**WORK INSTRUCTIONS**
Without the pictures, copy all the entries below exactly.

**DATA TO USE**

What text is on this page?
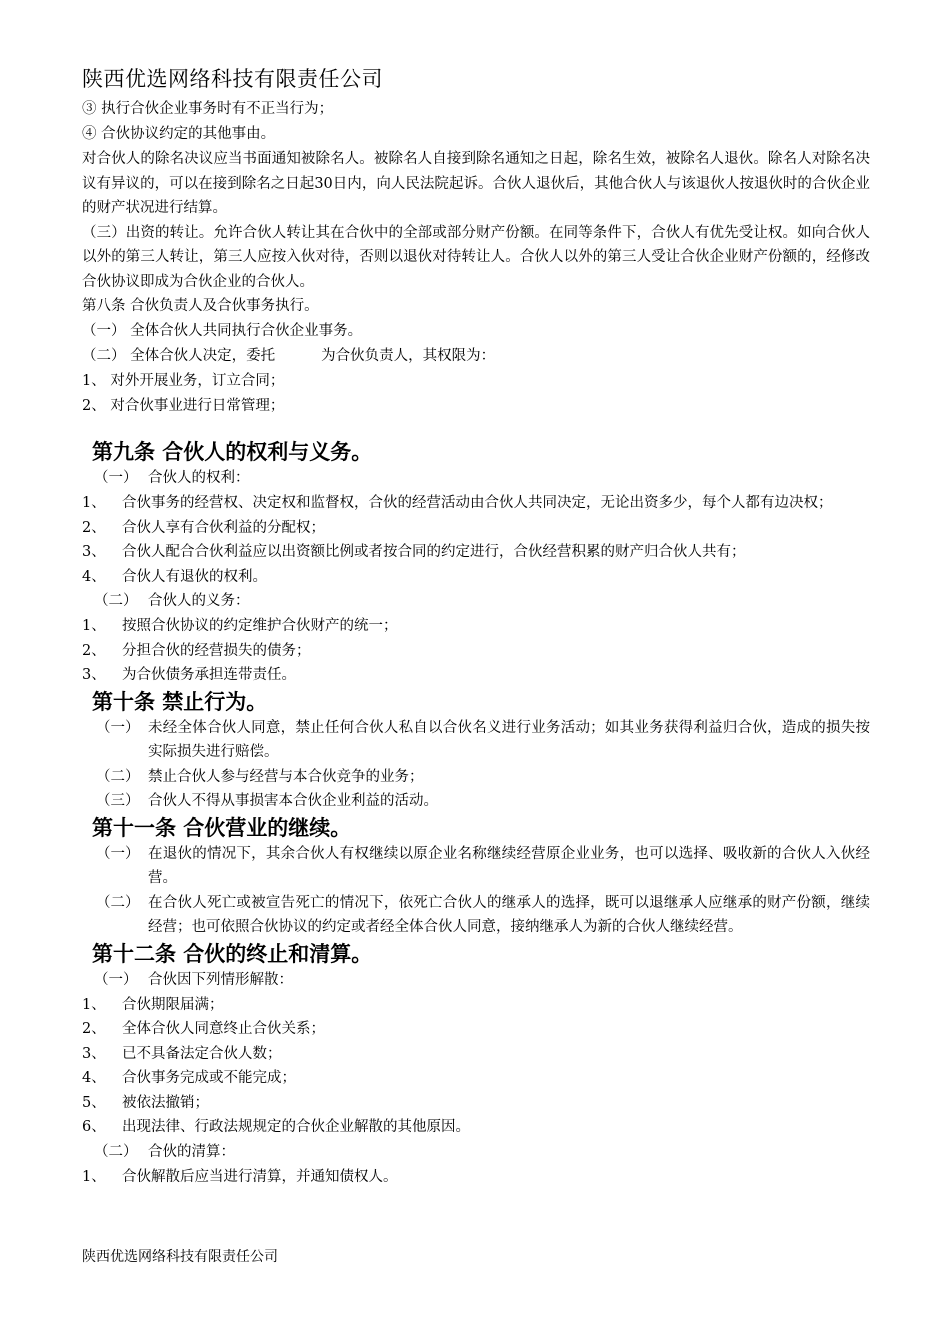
陕西优选网络科技有限责任公司
③ 执行合伙企业事务时有不正当行为；
④ 合伙协议约定的其他事由。
对合伙人的除名决议应当书面通知被除名人。被除名人自接到除名通知之日起，除名生效，被除名人退伙。除名人对除名决议有异议的，可以在接到除名之日起30日内，向人民法院起诉。合伙人退伙后，其他合伙人与该退伙人按退伙时的合伙企业的财产状况进行结算。
（三）出资的转让。允许合伙人转让其在合伙中的全部或部分财产份额。在同等条件下，合伙人有优先受让权。如向合伙人以外的第三人转让，第三人应按入伙对待，否则以退伙对待转让人。合伙人以外的第三人受让合伙企业财产份额的，经修改合伙协议即成为合伙企业的合伙人。
第八条 合伙负责人及合伙事务执行。
（一） 全体合伙人共同执行合伙企业事务。
（二） 全体合伙人决定，委托	为合伙负责人，其权限为：
1、 对外开展业务，订立合同；
2、 对合伙事业进行日常管理；
第九条 合伙人的权利与义务。
（一） 合伙人的权利：
1、 合伙事务的经营权、决定权和监督权，合伙的经营活动由合伙人共同决定，无论出资多少，每个人都有边决权；
2、 合伙人享有合伙利益的分配权；
3、 合伙人配合合伙利益应以出资额比例或者按合同的约定进行，合伙经营积累的财产归合伙人共有；
4、 合伙人有退伙的权利。
（二） 合伙人的义务：
1、 按照合伙协议的约定维护合伙财产的统一；
2、 分担合伙的经营损失的债务；
3、 为合伙债务承担连带责任。
第十条 禁止行为。
（一） 未经全体合伙人同意，禁止任何合伙人私自以合伙名义进行业务活动；如其业务获得利益归合伙，造成的损失按实际损失进行赔偿。
（二） 禁止合伙人参与经营与本合伙竞争的业务；
（三） 合伙人不得从事损害本合伙企业利益的活动。
第十一条 合伙营业的继续。
（一） 在退伙的情况下，其余合伙人有权继续以原企业名称继续经营原企业业务，也可以选择、吸收新的合伙人入伙经营。
（二） 在合伙人死亡或被宣告死亡的情况下，依死亡合伙人的继承人的选择，既可以退继承人应继承的财产份额，继续经营；也可依照合伙协议的约定或者经全体合伙人同意，接纳继承人为新的合伙人继续经营。
第十二条 合伙的终止和清算。
（一） 合伙因下列情形解散：
1、 合伙期限届满；
2、 全体合伙人同意终止合伙关系；
3、 已不具备法定合伙人数；
4、 合伙事务完成或不能完成；
5、 被依法撤销；
6、 出现法律、行政法规规定的合伙企业解散的其他原因。
（二） 合伙的清算：
1、 合伙解散后应当进行清算，并通知债权人。
陕西优选网络科技有限责任公司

**WRITTEN RESPONSE**
What text is on this page?
陕西优选网络科技有限责任公司
③ 执行合伙企业事务时有不正当行为；
④ 合伙协议约定的其他事由。
对合伙人的除名决议应当书面通知被除名人。被除名人自接到除名通知之日起，除名生效，被除名人退伙。除名人对除名决议有异议的，可以在接到除名之日起30日内，向人民法院起诉。合伙人退伙后，其他合伙人与该退伙人按退伙时的合伙企业的财产状况进行结算。
（三）出资的转让。允许合伙人转让其在合伙中的全部或部分财产份额。在同等条件下，合伙人有优先受让权。如向合伙人以外的第三人转让，第三人应按入伙对待，否则以退伙对待转让人。合伙人以外的第三人受让合伙企业财产份额的，经修改合伙协议即成为合伙企业的合伙人。
第八条 合伙负责人及合伙事务执行。
（一） 全体合伙人共同执行合伙企业事务。
（二） 全体合伙人决定，委托	为合伙负责人，其权限为：
1、 对外开展业务，订立合同；
2、 对合伙事业进行日常管理；
第九条 合伙人的权利与义务。
（一） 合伙人的权利：
1、 合伙事务的经营权、决定权和监督权，合伙的经营活动由合伙人共同决定，无论出资多少，每个人都有边决权；
2、 合伙人享有合伙利益的分配权；
3、 合伙人配合合伙利益应以出资额比例或者按合同的约定进行，合伙经营积累的财产归合伙人共有；
4、 合伙人有退伙的权利。
（二） 合伙人的义务：
1、 按照合伙协议的约定维护合伙财产的统一；
2、 分担合伙的经营损失的债务；
3、 为合伙债务承担连带责任。
第十条 禁止行为。
（一） 未经全体合伙人同意，禁止任何合伙人私自以合伙名义进行业务活动；如其业务获得利益归合伙，造成的损失按实际损失进行赔偿。
（二） 禁止合伙人参与经营与本合伙竞争的业务；
（三） 合伙人不得从事损害本合伙企业利益的活动。
第十一条 合伙营业的继续。
（一） 在退伙的情况下，其余合伙人有权继续以原企业名称继续经营原企业业务，也可以选择、吸收新的合伙人入伙经营。
（二） 在合伙人死亡或被宣告死亡的情况下，依死亡合伙人的继承人的选择，既可以退继承人应继承的财产份额，继续经营；也可依照合伙协议的约定或者经全体合伙人同意，接纳继承人为新的合伙人继续经营。
第十二条 合伙的终止和清算。
（一） 合伙因下列情形解散：
1、 合伙期限届满；
2、 全体合伙人同意终止合伙关系；
3、 已不具备法定合伙人数；
4、 合伙事务完成或不能完成；
5、 被依法撤销；
6、 出现法律、行政法规规定的合伙企业解散的其他原因。
（二） 合伙的清算：
1、 合伙解散后应当进行清算，并通知债权人。
陕西优选网络科技有限责任公司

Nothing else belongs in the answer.